» Exercise objective:
Will you transcribe all the entries word for word, skipping the pictures they hold?
---------------
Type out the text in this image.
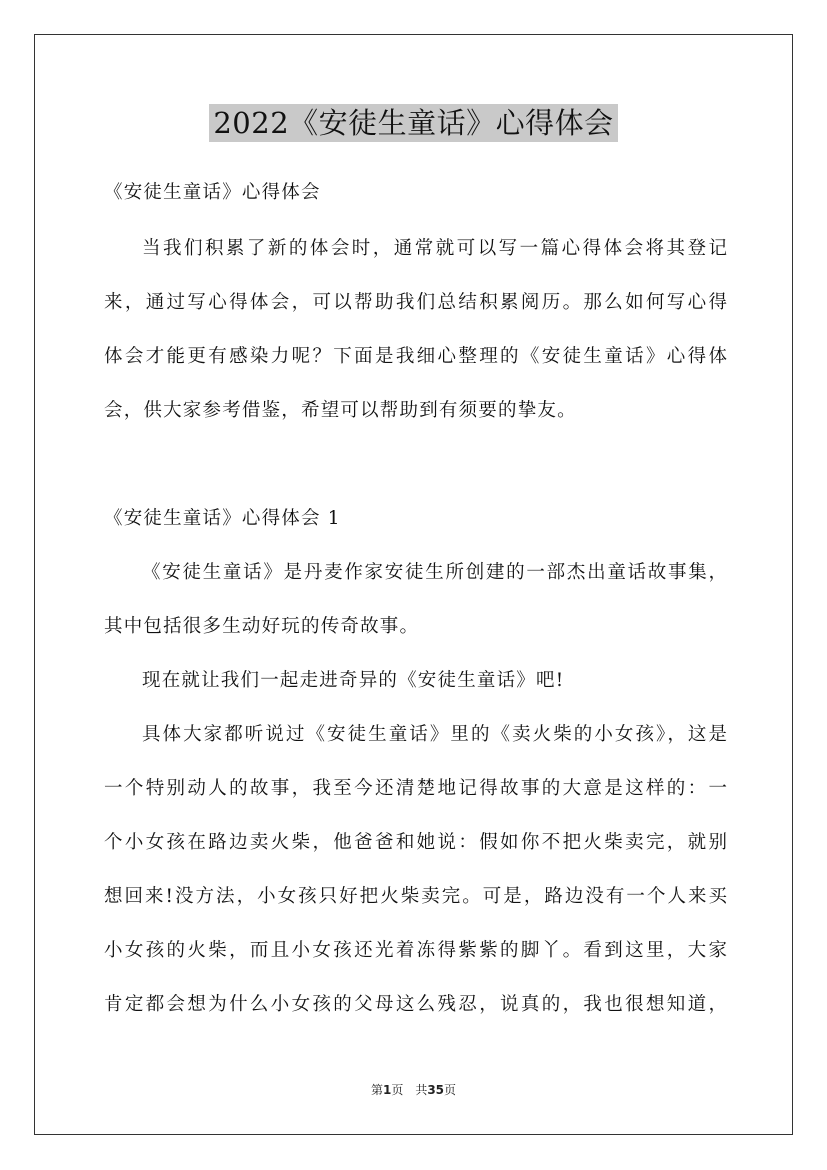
2022《安徒生童话》心得体会
《安徒生童话》心得体会
当我们积累了新的体会时，通常就可以写一篇心得体会将其登记
来，通过写心得体会，可以帮助我们总结积累阅历。那么如何写心得
体会才能更有感染力呢？下面是我细心整理的《安徒生童话》心得体
会，供大家参考借鉴，希望可以帮助到有须要的挚友。
《安徒生童话》心得体会 1
《安徒生童话》是丹麦作家安徒生所创建的一部杰出童话故事集，
其中包括很多生动好玩的传奇故事。
现在就让我们一起走进奇异的《安徒生童话》吧!
具体大家都听说过《安徒生童话》里的《卖火柴的小女孩》，这是
一个特别动人的故事，我至今还清楚地记得故事的大意是这样的：一
个小女孩在路边卖火柴，他爸爸和她说：假如你不把火柴卖完，就别
想回来!没方法，小女孩只好把火柴卖完。可是，路边没有一个人来买
小女孩的火柴，而且小女孩还光着冻得紫紫的脚丫。看到这里，大家
肯定都会想为什么小女孩的父母这么残忍，说真的，我也很想知道，
第1页　共35页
---------------
» Problem solution:
Type out the text in this image.
2022《安徒生童话》心得体会
《安徒生童话》心得体会
当我们积累了新的体会时，通常就可以写一篇心得体会将其登记
来，通过写心得体会，可以帮助我们总结积累阅历。那么如何写心得
体会才能更有感染力呢？下面是我细心整理的《安徒生童话》心得体
会，供大家参考借鉴，希望可以帮助到有须要的挚友。
《安徒生童话》心得体会 1
《安徒生童话》是丹麦作家安徒生所创建的一部杰出童话故事集，
其中包括很多生动好玩的传奇故事。
现在就让我们一起走进奇异的《安徒生童话》吧!
具体大家都听说过《安徒生童话》里的《卖火柴的小女孩》，这是
一个特别动人的故事，我至今还清楚地记得故事的大意是这样的：一
个小女孩在路边卖火柴，他爸爸和她说：假如你不把火柴卖完，就别
想回来!没方法，小女孩只好把火柴卖完。可是，路边没有一个人来买
小女孩的火柴，而且小女孩还光着冻得紫紫的脚丫。看到这里，大家
肯定都会想为什么小女孩的父母这么残忍，说真的，我也很想知道，
第1页　共35页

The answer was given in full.